>> Begin Raw records
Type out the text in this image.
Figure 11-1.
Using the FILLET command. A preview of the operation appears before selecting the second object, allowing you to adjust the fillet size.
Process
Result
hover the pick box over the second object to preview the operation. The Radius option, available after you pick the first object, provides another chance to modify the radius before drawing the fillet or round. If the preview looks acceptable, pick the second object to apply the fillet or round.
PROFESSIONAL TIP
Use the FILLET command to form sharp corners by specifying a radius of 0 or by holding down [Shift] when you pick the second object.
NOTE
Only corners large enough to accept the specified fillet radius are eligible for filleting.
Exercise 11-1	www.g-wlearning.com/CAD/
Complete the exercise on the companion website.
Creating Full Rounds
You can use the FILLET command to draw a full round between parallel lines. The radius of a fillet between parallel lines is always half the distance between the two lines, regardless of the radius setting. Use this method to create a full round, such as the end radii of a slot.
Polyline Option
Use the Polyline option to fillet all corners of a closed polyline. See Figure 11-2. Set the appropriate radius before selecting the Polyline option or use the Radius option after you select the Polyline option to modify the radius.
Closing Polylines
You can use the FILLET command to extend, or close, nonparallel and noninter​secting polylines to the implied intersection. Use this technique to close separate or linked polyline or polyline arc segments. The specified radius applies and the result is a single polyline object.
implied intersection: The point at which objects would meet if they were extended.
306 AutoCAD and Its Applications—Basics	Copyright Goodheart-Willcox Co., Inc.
>> End Raw records
• Goal:
Restate the records, all of them, precisely as written.

• Response to this exercise:
Type out the text in this image.
Figure 11-1.
Using the FILLET command. A preview of the operation appears before selecting the second object, allowing you to adjust the fillet size.
Process
Result
hover the pick box over the second object to preview the operation. The Radius option, available after you pick the first object, provides another chance to modify the radius before drawing the fillet or round. If the preview looks acceptable, pick the second object to apply the fillet or round.
PROFESSIONAL TIP
Use the FILLET command to form sharp corners by specifying a radius of 0 or by holding down [Shift] when you pick the second object.
NOTE
Only corners large enough to accept the specified fillet radius are eligible for filleting.
Exercise 11-1	www.g-wlearning.com/CAD/
Complete the exercise on the companion website.
Creating Full Rounds
You can use the FILLET command to draw a full round between parallel lines. The radius of a fillet between parallel lines is always half the distance between the two lines, regardless of the radius setting. Use this method to create a full round, such as the end radii of a slot.
Polyline Option
Use the Polyline option to fillet all corners of a closed polyline. See Figure 11-2. Set the appropriate radius before selecting the Polyline option or use the Radius option after you select the Polyline option to modify the radius.
Closing Polylines
You can use the FILLET command to extend, or close, nonparallel and noninter​secting polylines to the implied intersection. Use this technique to close separate or linked polyline or polyline arc segments. The specified radius applies and the result is a single polyline object.
implied intersection: The point at which objects would meet if they were extended.
306 AutoCAD and Its Applications—Basics	Copyright Goodheart-Willcox Co., Inc.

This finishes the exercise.